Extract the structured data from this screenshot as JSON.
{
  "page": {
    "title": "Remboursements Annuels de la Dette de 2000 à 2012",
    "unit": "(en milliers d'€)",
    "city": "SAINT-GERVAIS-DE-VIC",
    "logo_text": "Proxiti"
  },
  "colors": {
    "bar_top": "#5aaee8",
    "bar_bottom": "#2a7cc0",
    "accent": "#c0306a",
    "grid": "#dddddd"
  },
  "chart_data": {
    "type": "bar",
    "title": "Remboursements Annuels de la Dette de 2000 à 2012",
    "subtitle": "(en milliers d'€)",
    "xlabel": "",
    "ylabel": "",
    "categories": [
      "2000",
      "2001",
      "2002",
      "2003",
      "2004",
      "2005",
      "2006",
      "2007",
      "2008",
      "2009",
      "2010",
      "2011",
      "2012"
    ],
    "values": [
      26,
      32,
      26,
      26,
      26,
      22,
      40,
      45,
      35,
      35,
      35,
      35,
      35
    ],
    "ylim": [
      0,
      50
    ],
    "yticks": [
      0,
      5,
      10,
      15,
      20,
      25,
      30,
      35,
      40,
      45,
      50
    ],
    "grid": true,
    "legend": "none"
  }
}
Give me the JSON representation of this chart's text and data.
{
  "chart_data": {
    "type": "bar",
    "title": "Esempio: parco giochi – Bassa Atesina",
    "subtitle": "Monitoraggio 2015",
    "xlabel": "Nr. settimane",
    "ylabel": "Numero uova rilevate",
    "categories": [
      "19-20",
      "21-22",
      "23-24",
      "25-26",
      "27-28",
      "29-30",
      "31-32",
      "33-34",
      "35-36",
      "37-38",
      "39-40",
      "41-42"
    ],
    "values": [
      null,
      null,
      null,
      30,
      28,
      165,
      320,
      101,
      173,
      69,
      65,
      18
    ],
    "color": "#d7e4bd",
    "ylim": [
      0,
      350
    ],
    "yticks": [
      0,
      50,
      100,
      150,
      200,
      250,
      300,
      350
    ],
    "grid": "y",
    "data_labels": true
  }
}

· · ·

## Stated exercise
Every record should be given again exactly.

## Written answer
Extract the structured data from this screenshot as JSON.
{
  "page": {
    "title": "Remboursements Annuels de la Dette de 2000 à 2012",
    "unit": "(en milliers d'€)",
    "city": "SAINT-GERVAIS-DE-VIC",
    "logo_text": "Proxiti"
  },
  "colors": {
    "bar_top": "#5aaee8",
    "bar_bottom": "#2a7cc0",
    "accent": "#c0306a",
    "grid": "#dddddd"
  },
  "chart_data": {
    "type": "bar",
    "title": "Remboursements Annuels de la Dette de 2000 à 2012",
    "subtitle": "(en milliers d'€)",
    "xlabel": "",
    "ylabel": "",
    "categories": [
      "2000",
      "2001",
      "2002",
      "2003",
      "2004",
      "2005",
      "2006",
      "2007",
      "2008",
      "2009",
      "2010",
      "2011",
      "2012"
    ],
    "values": [
      26,
      32,
      26,
      26,
      26,
      22,
      40,
      45,
      35,
      35,
      35,
      35,
      35
    ],
    "ylim": [
      0,
      50
    ],
    "yticks": [
      0,
      5,
      10,
      15,
      20,
      25,
      30,
      35,
      40,
      45,
      50
    ],
    "grid": true,
    "legend": "none"
  }
}
Give me the JSON representation of this chart's text and data.
{
  "chart_data": {
    "type": "bar",
    "title": "Esempio: parco giochi – Bassa Atesina",
    "subtitle": "Monitoraggio 2015",
    "xlabel": "Nr. settimane",
    "ylabel": "Numero uova rilevate",
    "categories": [
      "19-20",
      "21-22",
      "23-24",
      "25-26",
      "27-28",
      "29-30",
      "31-32",
      "33-34",
      "35-36",
      "37-38",
      "39-40",
      "41-42"
    ],
    "values": [
      null,
      null,
      null,
      30,
      28,
      165,
      320,
      101,
      173,
      69,
      65,
      18
    ],
    "color": "#d7e4bd",
    "ylim": [
      0,
      350
    ],
    "yticks": [
      0,
      50,
      100,
      150,
      200,
      250,
      300,
      350
    ],
    "grid": "y",
    "data_labels": true
  }
}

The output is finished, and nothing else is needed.